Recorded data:
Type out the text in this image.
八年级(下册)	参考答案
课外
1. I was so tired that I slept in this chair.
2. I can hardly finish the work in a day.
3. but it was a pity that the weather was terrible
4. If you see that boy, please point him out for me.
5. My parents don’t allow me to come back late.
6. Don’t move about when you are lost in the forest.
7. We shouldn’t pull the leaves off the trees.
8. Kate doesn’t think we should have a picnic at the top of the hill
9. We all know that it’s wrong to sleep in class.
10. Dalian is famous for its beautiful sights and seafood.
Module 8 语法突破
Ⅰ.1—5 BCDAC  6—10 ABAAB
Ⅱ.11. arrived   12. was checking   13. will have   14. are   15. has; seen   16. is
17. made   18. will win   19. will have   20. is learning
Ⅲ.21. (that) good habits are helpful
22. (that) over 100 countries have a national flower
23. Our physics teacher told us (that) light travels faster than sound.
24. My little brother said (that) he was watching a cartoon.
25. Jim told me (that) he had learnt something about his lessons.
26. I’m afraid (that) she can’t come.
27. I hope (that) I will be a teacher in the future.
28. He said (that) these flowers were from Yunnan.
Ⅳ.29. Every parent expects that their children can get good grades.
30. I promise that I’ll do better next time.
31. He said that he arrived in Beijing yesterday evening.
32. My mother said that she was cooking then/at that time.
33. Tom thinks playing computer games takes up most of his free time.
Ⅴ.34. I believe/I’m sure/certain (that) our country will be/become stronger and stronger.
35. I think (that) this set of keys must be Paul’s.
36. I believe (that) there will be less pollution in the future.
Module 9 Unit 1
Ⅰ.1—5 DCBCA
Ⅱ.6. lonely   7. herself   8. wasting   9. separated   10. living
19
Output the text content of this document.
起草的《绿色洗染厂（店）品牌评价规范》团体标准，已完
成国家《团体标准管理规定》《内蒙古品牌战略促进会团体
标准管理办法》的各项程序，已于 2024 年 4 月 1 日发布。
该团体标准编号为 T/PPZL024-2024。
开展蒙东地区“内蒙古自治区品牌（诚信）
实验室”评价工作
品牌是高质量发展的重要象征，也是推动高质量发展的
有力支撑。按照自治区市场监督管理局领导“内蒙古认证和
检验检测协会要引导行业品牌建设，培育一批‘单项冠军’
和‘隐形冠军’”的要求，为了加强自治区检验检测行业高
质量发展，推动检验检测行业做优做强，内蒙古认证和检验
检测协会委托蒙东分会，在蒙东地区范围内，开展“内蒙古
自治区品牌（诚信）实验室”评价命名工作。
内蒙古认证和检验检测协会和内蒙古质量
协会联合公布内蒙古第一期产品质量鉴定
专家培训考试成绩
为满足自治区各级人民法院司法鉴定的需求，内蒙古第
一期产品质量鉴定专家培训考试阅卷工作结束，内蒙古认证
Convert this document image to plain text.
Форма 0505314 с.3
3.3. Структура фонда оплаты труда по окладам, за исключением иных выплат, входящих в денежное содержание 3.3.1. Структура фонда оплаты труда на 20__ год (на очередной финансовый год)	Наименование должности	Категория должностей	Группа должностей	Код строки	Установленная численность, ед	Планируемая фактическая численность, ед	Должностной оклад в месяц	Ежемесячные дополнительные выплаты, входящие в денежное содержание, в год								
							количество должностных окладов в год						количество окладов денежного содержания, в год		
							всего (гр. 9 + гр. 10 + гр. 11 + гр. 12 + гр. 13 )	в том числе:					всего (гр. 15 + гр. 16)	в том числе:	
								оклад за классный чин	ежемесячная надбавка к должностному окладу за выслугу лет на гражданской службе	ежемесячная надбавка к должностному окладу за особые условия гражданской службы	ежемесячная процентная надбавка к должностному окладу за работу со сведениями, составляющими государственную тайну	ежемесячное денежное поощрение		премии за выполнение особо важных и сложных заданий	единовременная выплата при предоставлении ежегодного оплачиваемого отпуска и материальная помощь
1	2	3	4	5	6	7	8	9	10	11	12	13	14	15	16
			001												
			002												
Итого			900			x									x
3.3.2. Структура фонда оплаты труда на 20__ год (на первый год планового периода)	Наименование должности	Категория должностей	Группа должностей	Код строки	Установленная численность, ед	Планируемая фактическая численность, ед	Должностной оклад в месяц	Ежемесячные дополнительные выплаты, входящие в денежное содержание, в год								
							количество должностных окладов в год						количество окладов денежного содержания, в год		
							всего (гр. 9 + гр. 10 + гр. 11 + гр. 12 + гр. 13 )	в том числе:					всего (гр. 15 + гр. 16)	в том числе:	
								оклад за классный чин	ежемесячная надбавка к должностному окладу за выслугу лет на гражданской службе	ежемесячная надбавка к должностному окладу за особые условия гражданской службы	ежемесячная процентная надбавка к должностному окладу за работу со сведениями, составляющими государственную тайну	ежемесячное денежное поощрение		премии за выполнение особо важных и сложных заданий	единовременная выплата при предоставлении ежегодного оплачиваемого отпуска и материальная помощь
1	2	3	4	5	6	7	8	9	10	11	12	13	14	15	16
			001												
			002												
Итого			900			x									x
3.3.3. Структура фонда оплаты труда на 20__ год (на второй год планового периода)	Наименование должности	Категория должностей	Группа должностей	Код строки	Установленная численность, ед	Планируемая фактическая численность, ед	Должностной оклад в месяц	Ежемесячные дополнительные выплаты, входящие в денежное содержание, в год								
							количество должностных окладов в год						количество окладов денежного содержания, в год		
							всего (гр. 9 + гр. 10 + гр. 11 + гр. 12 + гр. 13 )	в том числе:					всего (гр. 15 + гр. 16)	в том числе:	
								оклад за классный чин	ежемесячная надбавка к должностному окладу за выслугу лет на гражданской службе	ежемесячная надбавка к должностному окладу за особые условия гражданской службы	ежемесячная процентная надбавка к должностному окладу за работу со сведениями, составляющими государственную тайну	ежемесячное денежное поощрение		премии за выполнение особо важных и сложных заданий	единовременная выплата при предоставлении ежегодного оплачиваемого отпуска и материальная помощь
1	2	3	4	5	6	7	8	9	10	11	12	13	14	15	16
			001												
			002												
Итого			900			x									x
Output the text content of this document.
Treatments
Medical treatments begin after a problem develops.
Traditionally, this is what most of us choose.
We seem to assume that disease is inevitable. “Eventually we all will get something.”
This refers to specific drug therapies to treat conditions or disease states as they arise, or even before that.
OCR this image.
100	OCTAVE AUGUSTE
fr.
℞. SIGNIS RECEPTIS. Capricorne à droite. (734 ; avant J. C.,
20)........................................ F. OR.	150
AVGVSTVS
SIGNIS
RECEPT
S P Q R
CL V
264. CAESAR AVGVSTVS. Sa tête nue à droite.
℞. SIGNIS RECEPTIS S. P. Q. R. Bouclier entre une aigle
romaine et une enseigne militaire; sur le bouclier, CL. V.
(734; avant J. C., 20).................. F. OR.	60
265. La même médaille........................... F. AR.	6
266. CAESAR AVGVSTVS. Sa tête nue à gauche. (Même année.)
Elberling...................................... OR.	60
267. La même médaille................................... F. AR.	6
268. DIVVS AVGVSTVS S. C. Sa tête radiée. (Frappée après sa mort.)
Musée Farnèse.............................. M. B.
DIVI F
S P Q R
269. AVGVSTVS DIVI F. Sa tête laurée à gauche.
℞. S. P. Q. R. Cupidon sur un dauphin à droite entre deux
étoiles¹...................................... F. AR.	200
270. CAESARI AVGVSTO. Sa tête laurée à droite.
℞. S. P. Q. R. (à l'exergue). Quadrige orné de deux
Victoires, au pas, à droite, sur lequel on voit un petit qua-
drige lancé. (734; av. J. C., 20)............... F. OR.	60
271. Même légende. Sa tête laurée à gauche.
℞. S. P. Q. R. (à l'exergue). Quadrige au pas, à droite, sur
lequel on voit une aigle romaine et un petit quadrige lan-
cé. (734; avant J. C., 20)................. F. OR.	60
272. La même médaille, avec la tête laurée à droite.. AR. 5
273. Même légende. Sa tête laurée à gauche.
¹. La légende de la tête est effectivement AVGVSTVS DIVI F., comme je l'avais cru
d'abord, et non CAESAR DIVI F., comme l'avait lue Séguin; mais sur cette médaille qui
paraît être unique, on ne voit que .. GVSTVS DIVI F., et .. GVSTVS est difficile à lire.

» **The problem**: Copy each line from the data above that includes "laurée".

» **Task solution**:
269. AVGVSTVS DIVI F. Sa tête laurée à gauche.
270. CAESARI AVGVSTO. Sa tête laurée à droite.
271. Même légende. Sa tête laurée à gauche.
272. La même médaille, avec la tête laurée à droite.. AR. 5
273. Même légende. Sa tête laurée à gauche.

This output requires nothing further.